## TAREA A REALIZAR:
Sustituya "auditoría" por "seguimiento" en el extracto sobre tecnología en instituciones de salud y transcriba el fragmento que va desde "Datos de pacientes" hasta "mientras se recupera.", ambos incluidos.

## EXTRACTO DE LA PÁGINA:
==*==
Acá una caída no es una molestia: es una guardia sin sistema
En una institución de salud la tecnología dejó de ser soporte administrativo. La historia clínica, las imágenes, el laboratorio y la farmacia dependen de que la red y los sistemas estén arriba.
A eso se suma un edificio difícil: paredes gruesas, subsuelos, salas blindadas, equipamiento que interfiere y áreas donde no se puede cortar ni cinco minutos para pasar un cable.
Y un tipo de dato que la ley trata distinto: la información clínica es dato sensible bajo la Ley 25.326, y la historia clínica tiene su propio régimen en la Ley 26.529.
Qué hacemos en una institución de salud
Infraestructura que aguanta 24×7 y datos tratados como lo que son.
Wifi hospitalario
Cobertura en pabellones, subsuelos y áreas críticas, con redes separadas para clínica, administración y visitas.
Redes y cableado
Cableado y red en edificios complejos, por etapas y sin interrumpir la atención.
Datos de pacientes
Cifrado, control de accesos por rol y registros de auditoría sobre quién vio qué historia clínica y cuándo.
Backup y continuidad
Respaldos verificados con pruebas de restauración reales y un plan para seguir atendiendo mientras se recupera.
Plataformas y apps de salud
Si tu sistema o tu app corren en la nube, operamos la infraestructura con SLA y cumplimiento.
Accesos y seguridad física
Control de acceso a quirófanos, farmacia, laboratorio y sala de servidores, con cámaras en áreas comunes.
Cómo intervenimos sin frenar la atención
El trabajo se adapta al ritmo de la institución, no al revés.
Relevamiento
Recorrida por sector, medición de cobertura y relevamiento de sistemas críticos y riesgos.
Plan por sector
Se define qué se toca, cuándo y con qué contingencia. Nada se interviene sin plan de vuelta atrás.
Ejecución en ventanas
Trabajos en horarios de menor actividad, por sector, con el área avisada y acompañada.
Operación 24×7
Monitoreo y soporte con guardia, porque la institución no cierra.
==*==
Datos estructurados del análisis de la página
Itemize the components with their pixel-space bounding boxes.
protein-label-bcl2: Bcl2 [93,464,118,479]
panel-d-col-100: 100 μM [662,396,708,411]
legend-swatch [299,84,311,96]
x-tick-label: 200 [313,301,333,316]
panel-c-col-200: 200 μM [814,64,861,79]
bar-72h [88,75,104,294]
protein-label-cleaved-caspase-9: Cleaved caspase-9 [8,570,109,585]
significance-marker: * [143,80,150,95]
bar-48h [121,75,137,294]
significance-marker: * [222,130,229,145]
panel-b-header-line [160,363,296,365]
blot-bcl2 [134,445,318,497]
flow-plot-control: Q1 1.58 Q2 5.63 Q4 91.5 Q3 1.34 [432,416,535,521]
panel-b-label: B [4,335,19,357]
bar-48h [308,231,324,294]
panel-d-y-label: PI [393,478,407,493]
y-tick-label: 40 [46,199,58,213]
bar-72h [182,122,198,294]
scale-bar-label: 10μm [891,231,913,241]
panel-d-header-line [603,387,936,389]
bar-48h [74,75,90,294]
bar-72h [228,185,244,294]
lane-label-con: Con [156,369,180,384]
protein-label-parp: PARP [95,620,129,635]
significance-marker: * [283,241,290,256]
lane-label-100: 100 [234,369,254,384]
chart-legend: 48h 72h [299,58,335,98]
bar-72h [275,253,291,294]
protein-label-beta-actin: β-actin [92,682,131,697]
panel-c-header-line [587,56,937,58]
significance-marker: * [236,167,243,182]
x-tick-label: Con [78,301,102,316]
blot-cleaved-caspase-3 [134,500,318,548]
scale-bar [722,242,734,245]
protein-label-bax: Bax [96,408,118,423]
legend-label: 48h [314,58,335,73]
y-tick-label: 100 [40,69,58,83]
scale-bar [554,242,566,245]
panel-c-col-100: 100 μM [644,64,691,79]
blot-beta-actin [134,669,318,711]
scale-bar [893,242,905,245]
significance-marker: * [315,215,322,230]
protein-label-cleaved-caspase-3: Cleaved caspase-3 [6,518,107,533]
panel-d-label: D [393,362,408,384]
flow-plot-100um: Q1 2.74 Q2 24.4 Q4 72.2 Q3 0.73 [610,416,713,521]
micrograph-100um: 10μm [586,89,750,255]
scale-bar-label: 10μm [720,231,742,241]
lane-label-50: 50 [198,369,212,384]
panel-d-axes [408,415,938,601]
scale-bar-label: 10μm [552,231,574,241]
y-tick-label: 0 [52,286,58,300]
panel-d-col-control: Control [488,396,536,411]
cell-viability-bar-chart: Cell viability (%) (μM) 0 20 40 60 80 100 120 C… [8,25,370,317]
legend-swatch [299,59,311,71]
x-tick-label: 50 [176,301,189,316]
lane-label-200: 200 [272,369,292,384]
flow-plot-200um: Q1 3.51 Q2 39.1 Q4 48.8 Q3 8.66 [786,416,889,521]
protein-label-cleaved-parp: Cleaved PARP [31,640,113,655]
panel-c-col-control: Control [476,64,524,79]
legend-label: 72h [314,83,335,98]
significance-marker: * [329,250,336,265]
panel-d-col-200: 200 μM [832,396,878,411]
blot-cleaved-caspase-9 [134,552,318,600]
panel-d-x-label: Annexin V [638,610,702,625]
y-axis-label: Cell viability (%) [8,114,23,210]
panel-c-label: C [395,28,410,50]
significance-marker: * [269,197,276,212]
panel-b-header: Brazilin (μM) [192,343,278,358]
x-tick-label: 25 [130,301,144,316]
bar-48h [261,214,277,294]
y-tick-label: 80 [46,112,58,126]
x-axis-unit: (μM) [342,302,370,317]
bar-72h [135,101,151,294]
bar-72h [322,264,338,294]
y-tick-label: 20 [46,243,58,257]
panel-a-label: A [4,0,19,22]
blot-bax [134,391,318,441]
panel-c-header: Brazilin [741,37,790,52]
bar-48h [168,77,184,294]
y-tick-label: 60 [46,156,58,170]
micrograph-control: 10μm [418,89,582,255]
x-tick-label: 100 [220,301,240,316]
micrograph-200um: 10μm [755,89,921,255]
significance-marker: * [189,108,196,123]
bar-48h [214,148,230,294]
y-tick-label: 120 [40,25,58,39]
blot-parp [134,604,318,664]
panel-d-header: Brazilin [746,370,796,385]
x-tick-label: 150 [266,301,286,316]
==*==
## ESPACIO DE RESPUESTA:
Datos de pacientes
Cifrado, control de accesos por rol y registros de seguimiento sobre quién vio qué historia clínica y cuándo.
Backup y continuidad
Respaldos verificados con pruebas de restauración reales y un plan para seguir atendiendo mientras se recupera.